-- begin Data listing --

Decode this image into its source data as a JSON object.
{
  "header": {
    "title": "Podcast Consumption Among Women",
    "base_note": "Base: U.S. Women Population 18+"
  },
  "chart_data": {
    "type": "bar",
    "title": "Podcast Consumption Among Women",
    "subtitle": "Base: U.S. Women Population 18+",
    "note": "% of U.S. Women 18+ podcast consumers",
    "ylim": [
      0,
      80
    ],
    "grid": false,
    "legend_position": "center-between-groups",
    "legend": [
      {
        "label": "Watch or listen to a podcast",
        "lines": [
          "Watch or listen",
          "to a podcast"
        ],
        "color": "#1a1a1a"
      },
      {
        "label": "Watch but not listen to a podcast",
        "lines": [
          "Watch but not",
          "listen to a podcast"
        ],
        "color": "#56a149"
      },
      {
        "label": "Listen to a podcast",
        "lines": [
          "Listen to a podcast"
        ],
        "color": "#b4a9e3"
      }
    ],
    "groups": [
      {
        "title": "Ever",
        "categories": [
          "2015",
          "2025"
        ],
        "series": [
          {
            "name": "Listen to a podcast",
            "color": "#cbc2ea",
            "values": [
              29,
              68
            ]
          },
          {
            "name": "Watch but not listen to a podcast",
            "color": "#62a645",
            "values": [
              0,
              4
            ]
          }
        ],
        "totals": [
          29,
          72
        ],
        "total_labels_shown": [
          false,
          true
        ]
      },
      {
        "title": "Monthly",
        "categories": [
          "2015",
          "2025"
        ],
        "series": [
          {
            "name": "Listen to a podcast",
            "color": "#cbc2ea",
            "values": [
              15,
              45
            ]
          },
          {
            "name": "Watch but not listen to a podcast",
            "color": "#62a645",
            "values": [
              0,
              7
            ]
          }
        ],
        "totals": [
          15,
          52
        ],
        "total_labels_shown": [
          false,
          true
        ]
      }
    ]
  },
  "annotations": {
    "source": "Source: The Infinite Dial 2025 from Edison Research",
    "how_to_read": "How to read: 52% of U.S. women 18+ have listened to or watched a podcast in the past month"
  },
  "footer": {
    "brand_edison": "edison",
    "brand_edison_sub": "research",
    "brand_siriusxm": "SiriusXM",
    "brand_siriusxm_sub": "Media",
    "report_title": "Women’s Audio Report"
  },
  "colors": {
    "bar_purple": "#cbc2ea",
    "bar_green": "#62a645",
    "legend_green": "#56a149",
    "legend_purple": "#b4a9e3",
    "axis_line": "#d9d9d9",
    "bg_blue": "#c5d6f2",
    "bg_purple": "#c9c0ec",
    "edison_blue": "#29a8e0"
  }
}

-- end Data listing --

== What is required ==
Faithfully copy every entry, leaving nothing out.

== Written reply ==
Decode this image into its source data as a JSON object.
{
  "header": {
    "title": "Podcast Consumption Among Women",
    "base_note": "Base: U.S. Women Population 18+"
  },
  "chart_data": {
    "type": "bar",
    "title": "Podcast Consumption Among Women",
    "subtitle": "Base: U.S. Women Population 18+",
    "note": "% of U.S. Women 18+ podcast consumers",
    "ylim": [
      0,
      80
    ],
    "grid": false,
    "legend_position": "center-between-groups",
    "legend": [
      {
        "label": "Watch or listen to a podcast",
        "lines": [
          "Watch or listen",
          "to a podcast"
        ],
        "color": "#1a1a1a"
      },
      {
        "label": "Watch but not listen to a podcast",
        "lines": [
          "Watch but not",
          "listen to a podcast"
        ],
        "color": "#56a149"
      },
      {
        "label": "Listen to a podcast",
        "lines": [
          "Listen to a podcast"
        ],
        "color": "#b4a9e3"
      }
    ],
    "groups": [
      {
        "title": "Ever",
        "categories": [
          "2015",
          "2025"
        ],
        "series": [
          {
            "name": "Listen to a podcast",
            "color": "#cbc2ea",
            "values": [
              29,
              68
            ]
          },
          {
            "name": "Watch but not listen to a podcast",
            "color": "#62a645",
            "values": [
              0,
              4
            ]
          }
        ],
        "totals": [
          29,
          72
        ],
        "total_labels_shown": [
          false,
          true
        ]
      },
      {
        "title": "Monthly",
        "categories": [
          "2015",
          "2025"
        ],
        "series": [
          {
            "name": "Listen to a podcast",
            "color": "#cbc2ea",
            "values": [
              15,
              45
            ]
          },
          {
            "name": "Watch but not listen to a podcast",
            "color": "#62a645",
            "values": [
              0,
              7
            ]
          }
        ],
        "totals": [
          15,
          52
        ],
        "total_labels_shown": [
          false,
          true
        ]
      }
    ]
  },
  "annotations": {
    "source": "Source: The Infinite Dial 2025 from Edison Research",
    "how_to_read": "How to read: 52% of U.S. women 18+ have listened to or watched a podcast in the past month"
  },
  "footer": {
    "brand_edison": "edison",
    "brand_edison_sub": "research",
    "brand_siriusxm": "SiriusXM",
    "brand_siriusxm_sub": "Media",
    "report_title": "Women’s Audio Report"
  },
  "colors": {
    "bar_purple": "#cbc2ea",
    "bar_green": "#62a645",
    "legend_green": "#56a149",
    "legend_purple": "#b4a9e3",
    "axis_line": "#d9d9d9",
    "bg_blue": "#c5d6f2",
    "bg_purple": "#c9c0ec",
    "edison_blue": "#29a8e0"
  }
}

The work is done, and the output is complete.